== Items ==

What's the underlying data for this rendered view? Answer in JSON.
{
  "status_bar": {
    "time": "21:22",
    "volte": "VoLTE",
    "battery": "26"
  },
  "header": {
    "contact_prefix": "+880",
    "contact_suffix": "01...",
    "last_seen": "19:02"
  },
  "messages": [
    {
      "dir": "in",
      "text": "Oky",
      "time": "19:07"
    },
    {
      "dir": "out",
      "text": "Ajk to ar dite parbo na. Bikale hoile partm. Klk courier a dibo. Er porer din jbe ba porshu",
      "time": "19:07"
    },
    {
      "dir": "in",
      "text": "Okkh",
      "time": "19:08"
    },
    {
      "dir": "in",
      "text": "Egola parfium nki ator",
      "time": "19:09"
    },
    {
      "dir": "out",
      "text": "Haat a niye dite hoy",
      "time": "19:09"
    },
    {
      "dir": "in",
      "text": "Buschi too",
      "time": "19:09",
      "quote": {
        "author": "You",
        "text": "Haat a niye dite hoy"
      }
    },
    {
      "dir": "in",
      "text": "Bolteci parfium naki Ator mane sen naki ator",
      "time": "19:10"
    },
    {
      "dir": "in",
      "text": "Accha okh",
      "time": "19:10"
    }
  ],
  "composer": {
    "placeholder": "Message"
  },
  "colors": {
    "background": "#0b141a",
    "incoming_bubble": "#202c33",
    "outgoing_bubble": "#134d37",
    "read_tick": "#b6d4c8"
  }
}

===

Exercise brief -
Write each line above out exactly.

Exercise answer -
What's the underlying data for this rendered view? Answer in JSON.
{
  "status_bar": {
    "time": "21:22",
    "volte": "VoLTE",
    "battery": "26"
  },
  "header": {
    "contact_prefix": "+880",
    "contact_suffix": "01...",
    "last_seen": "19:02"
  },
  "messages": [
    {
      "dir": "in",
      "text": "Oky",
      "time": "19:07"
    },
    {
      "dir": "out",
      "text": "Ajk to ar dite parbo na. Bikale hoile partm. Klk courier a dibo. Er porer din jbe ba porshu",
      "time": "19:07"
    },
    {
      "dir": "in",
      "text": "Okkh",
      "time": "19:08"
    },
    {
      "dir": "in",
      "text": "Egola parfium nki ator",
      "time": "19:09"
    },
    {
      "dir": "out",
      "text": "Haat a niye dite hoy",
      "time": "19:09"
    },
    {
      "dir": "in",
      "text": "Buschi too",
      "time": "19:09",
      "quote": {
        "author": "You",
        "text": "Haat a niye dite hoy"
      }
    },
    {
      "dir": "in",
      "text": "Bolteci parfium naki Ator mane sen naki ator",
      "time": "19:10"
    },
    {
      "dir": "in",
      "text": "Accha okh",
      "time": "19:10"
    }
  ],
  "composer": {
    "placeholder": "Message"
  },
  "colors": {
    "background": "#0b141a",
    "incoming_bubble": "#202c33",
    "outgoing_bubble": "#134d37",
    "read_tick": "#b6d4c8"
  }
}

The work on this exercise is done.